# Material provided start
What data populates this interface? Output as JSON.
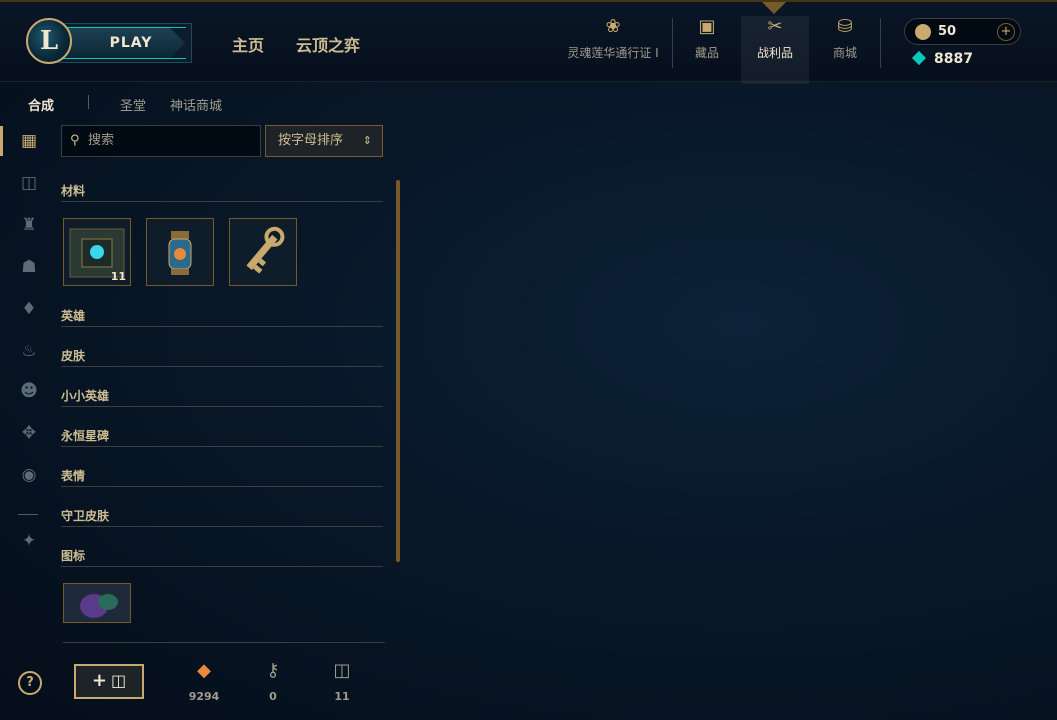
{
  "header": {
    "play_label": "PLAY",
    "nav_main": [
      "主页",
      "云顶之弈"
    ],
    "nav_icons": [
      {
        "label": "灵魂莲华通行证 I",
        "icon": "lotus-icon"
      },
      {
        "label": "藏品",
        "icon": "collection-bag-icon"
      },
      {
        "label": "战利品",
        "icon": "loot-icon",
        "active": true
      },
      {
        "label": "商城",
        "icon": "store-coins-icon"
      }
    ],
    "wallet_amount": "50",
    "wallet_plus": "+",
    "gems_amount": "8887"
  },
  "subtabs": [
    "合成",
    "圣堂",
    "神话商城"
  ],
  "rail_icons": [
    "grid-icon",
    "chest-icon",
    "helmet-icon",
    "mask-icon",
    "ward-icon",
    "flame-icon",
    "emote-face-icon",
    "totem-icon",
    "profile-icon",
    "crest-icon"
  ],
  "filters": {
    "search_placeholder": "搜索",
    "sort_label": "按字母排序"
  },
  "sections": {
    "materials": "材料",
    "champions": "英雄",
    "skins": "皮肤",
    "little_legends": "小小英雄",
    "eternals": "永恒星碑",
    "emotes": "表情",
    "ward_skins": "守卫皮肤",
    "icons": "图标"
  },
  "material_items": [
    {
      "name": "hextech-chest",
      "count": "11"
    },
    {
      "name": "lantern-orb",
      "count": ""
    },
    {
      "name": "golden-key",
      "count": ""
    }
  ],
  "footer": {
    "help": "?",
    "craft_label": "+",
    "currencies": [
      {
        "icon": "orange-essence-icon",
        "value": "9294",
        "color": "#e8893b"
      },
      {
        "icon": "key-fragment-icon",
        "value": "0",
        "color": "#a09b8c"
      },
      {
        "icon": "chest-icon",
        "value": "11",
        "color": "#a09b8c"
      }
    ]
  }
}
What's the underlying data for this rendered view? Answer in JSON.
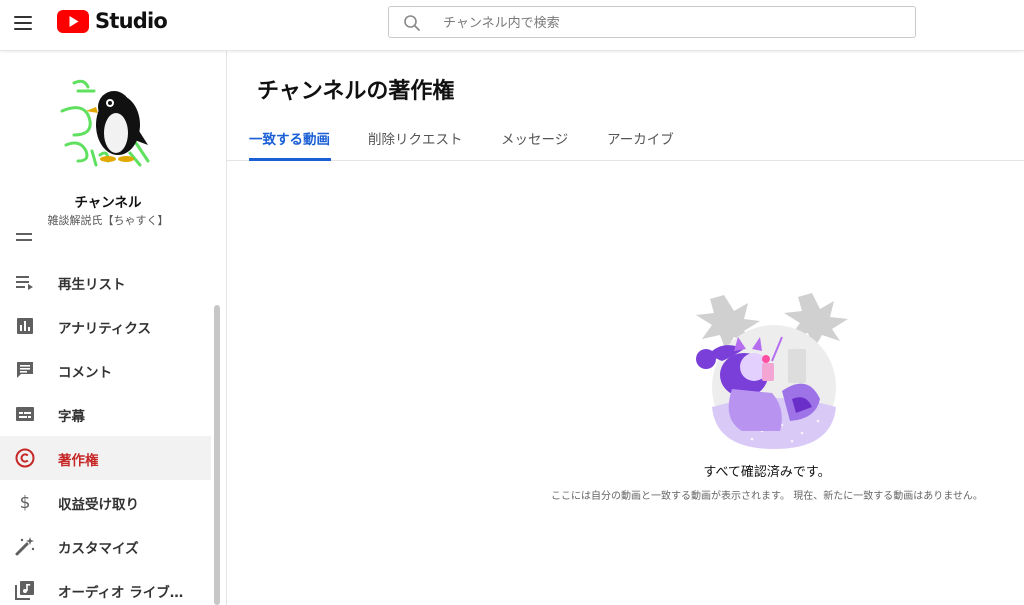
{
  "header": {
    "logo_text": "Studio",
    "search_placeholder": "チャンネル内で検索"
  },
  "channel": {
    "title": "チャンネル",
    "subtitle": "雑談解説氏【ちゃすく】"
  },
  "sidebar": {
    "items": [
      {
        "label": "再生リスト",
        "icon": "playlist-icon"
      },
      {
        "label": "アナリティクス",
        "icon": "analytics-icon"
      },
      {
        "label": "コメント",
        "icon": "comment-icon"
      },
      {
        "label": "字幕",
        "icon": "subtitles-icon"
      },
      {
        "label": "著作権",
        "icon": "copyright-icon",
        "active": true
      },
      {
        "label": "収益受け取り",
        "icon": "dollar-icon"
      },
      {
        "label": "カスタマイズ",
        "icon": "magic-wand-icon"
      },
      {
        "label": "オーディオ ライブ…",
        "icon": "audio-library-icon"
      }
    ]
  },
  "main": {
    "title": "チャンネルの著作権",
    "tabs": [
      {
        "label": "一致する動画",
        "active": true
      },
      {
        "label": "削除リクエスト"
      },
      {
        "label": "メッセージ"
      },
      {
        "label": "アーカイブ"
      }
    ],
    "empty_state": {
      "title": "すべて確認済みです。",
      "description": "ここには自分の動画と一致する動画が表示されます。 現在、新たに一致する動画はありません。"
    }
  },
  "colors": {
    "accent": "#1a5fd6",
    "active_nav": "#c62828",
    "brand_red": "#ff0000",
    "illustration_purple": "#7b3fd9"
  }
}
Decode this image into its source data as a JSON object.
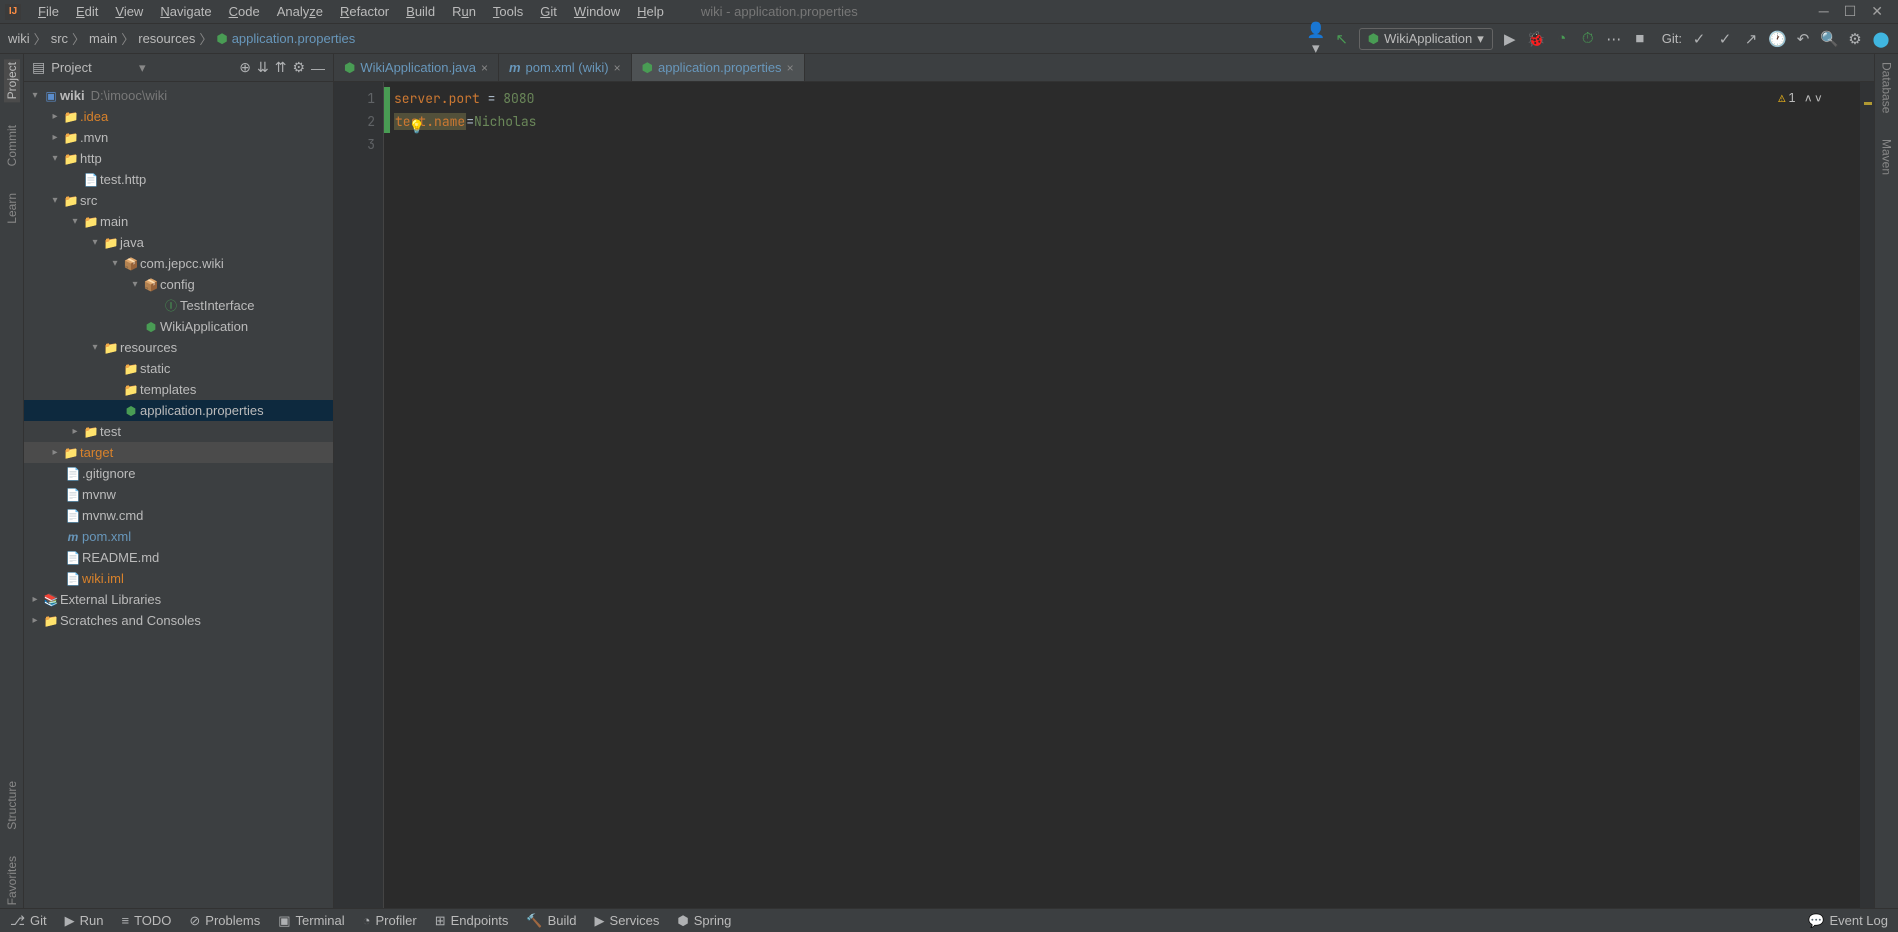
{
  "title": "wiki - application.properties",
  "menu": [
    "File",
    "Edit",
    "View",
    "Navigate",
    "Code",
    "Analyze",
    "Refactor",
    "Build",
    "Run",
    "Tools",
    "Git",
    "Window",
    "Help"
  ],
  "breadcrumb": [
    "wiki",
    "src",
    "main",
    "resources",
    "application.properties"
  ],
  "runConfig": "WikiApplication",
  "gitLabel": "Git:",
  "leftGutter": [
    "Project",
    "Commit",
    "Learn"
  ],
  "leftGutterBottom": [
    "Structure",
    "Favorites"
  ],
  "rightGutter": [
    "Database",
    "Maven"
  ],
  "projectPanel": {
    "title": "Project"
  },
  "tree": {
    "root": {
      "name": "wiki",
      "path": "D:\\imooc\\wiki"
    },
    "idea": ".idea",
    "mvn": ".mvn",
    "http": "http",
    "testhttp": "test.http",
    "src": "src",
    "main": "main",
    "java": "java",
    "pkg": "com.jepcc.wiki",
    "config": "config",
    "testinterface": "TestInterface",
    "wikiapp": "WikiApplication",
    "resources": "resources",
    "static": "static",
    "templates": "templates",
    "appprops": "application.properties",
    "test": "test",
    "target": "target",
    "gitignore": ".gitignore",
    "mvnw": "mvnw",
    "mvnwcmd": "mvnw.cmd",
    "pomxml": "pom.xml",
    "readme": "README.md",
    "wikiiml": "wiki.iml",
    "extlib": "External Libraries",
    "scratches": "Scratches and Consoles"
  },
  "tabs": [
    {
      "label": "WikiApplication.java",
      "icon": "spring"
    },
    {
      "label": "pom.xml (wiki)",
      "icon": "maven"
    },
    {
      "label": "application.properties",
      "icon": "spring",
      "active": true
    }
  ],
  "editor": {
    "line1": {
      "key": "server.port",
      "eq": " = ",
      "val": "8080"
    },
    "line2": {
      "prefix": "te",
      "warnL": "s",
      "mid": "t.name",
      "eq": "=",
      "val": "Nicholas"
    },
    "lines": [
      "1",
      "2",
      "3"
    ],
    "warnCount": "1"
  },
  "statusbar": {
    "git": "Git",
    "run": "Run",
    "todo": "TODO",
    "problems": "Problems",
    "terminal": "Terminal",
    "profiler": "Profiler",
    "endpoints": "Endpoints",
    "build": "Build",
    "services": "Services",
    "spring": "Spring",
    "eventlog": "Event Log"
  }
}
# Material provided end
(Given instruction) Without the pictures, write out the whole listing above exactly as it appears.

(Solution to this problem)
What data populates this interface? Output as JSON.
{
  "header": {
    "play_label": "PLAY",
    "nav_main": [
      "主页",
      "云顶之弈"
    ],
    "nav_icons": [
      {
        "label": "灵魂莲华通行证 I",
        "icon": "lotus-icon"
      },
      {
        "label": "藏品",
        "icon": "collection-bag-icon"
      },
      {
        "label": "战利品",
        "icon": "loot-icon",
        "active": true
      },
      {
        "label": "商城",
        "icon": "store-coins-icon"
      }
    ],
    "wallet_amount": "50",
    "wallet_plus": "+",
    "gems_amount": "8887"
  },
  "subtabs": [
    "合成",
    "圣堂",
    "神话商城"
  ],
  "rail_icons": [
    "grid-icon",
    "chest-icon",
    "helmet-icon",
    "mask-icon",
    "ward-icon",
    "flame-icon",
    "emote-face-icon",
    "totem-icon",
    "profile-icon",
    "crest-icon"
  ],
  "filters": {
    "search_placeholder": "搜索",
    "sort_label": "按字母排序"
  },
  "sections": {
    "materials": "材料",
    "champions": "英雄",
    "skins": "皮肤",
    "little_legends": "小小英雄",
    "eternals": "永恒星碑",
    "emotes": "表情",
    "ward_skins": "守卫皮肤",
    "icons": "图标"
  },
  "material_items": [
    {
      "name": "hextech-chest",
      "count": "11"
    },
    {
      "name": "lantern-orb",
      "count": ""
    },
    {
      "name": "golden-key",
      "count": ""
    }
  ],
  "footer": {
    "help": "?",
    "craft_label": "+",
    "currencies": [
      {
        "icon": "orange-essence-icon",
        "value": "9294",
        "color": "#e8893b"
      },
      {
        "icon": "key-fragment-icon",
        "value": "0",
        "color": "#a09b8c"
      },
      {
        "icon": "chest-icon",
        "value": "11",
        "color": "#a09b8c"
      }
    ]
  }
}
What's the underlying data for this rendered view? Answer in JSON.
{
  "header": {
    "logo_text": "Studio",
    "search_placeholder": "チャンネル内で検索"
  },
  "channel": {
    "title": "チャンネル",
    "subtitle": "雑談解説氏【ちゃすく】"
  },
  "sidebar": {
    "items": [
      {
        "label": "再生リスト",
        "icon": "playlist-icon"
      },
      {
        "label": "アナリティクス",
        "icon": "analytics-icon"
      },
      {
        "label": "コメント",
        "icon": "comment-icon"
      },
      {
        "label": "字幕",
        "icon": "subtitles-icon"
      },
      {
        "label": "著作権",
        "icon": "copyright-icon",
        "active": true
      },
      {
        "label": "収益受け取り",
        "icon": "dollar-icon"
      },
      {
        "label": "カスタマイズ",
        "icon": "magic-wand-icon"
      },
      {
        "label": "オーディオ ライブ…",
        "icon": "audio-library-icon"
      }
    ]
  },
  "main": {
    "title": "チャンネルの著作権",
    "tabs": [
      {
        "label": "一致する動画",
        "active": true
      },
      {
        "label": "削除リクエスト"
      },
      {
        "label": "メッセージ"
      },
      {
        "label": "アーカイブ"
      }
    ],
    "empty_state": {
      "title": "すべて確認済みです。",
      "description": "ここには自分の動画と一致する動画が表示されます。 現在、新たに一致する動画はありません。"
    }
  },
  "colors": {
    "accent": "#1a5fd6",
    "active_nav": "#c62828",
    "brand_red": "#ff0000",
    "illustration_purple": "#7b3fd9"
  }
}
Decode this image into its source data as a JSON object.
{
  "title": "wiki - application.properties",
  "menu": [
    "File",
    "Edit",
    "View",
    "Navigate",
    "Code",
    "Analyze",
    "Refactor",
    "Build",
    "Run",
    "Tools",
    "Git",
    "Window",
    "Help"
  ],
  "breadcrumb": [
    "wiki",
    "src",
    "main",
    "resources",
    "application.properties"
  ],
  "runConfig": "WikiApplication",
  "gitLabel": "Git:",
  "leftGutter": [
    "Project",
    "Commit",
    "Learn"
  ],
  "leftGutterBottom": [
    "Structure",
    "Favorites"
  ],
  "rightGutter": [
    "Database",
    "Maven"
  ],
  "projectPanel": {
    "title": "Project"
  },
  "tree": {
    "root": {
      "name": "wiki",
      "path": "D:\\imooc\\wiki"
    },
    "idea": ".idea",
    "mvn": ".mvn",
    "http": "http",
    "testhttp": "test.http",
    "src": "src",
    "main": "main",
    "java": "java",
    "pkg": "com.jepcc.wiki",
    "config": "config",
    "testinterface": "TestInterface",
    "wikiapp": "WikiApplication",
    "resources": "resources",
    "static": "static",
    "templates": "templates",
    "appprops": "application.properties",
    "test": "test",
    "target": "target",
    "gitignore": ".gitignore",
    "mvnw": "mvnw",
    "mvnwcmd": "mvnw.cmd",
    "pomxml": "pom.xml",
    "readme": "README.md",
    "wikiiml": "wiki.iml",
    "extlib": "External Libraries",
    "scratches": "Scratches and Consoles"
  },
  "tabs": [
    {
      "label": "WikiApplication.java",
      "icon": "spring"
    },
    {
      "label": "pom.xml (wiki)",
      "icon": "maven"
    },
    {
      "label": "application.properties",
      "icon": "spring",
      "active": true
    }
  ],
  "editor": {
    "line1": {
      "key": "server.port",
      "eq": " = ",
      "val": "8080"
    },
    "line2": {
      "prefix": "te",
      "warnL": "s",
      "mid": "t.name",
      "eq": "=",
      "val": "Nicholas"
    },
    "lines": [
      "1",
      "2",
      "3"
    ],
    "warnCount": "1"
  },
  "statusbar": {
    "git": "Git",
    "run": "Run",
    "todo": "TODO",
    "problems": "Problems",
    "terminal": "Terminal",
    "profiler": "Profiler",
    "endpoints": "Endpoints",
    "build": "Build",
    "services": "Services",
    "spring": "Spring",
    "eventlog": "Event Log"
  }
}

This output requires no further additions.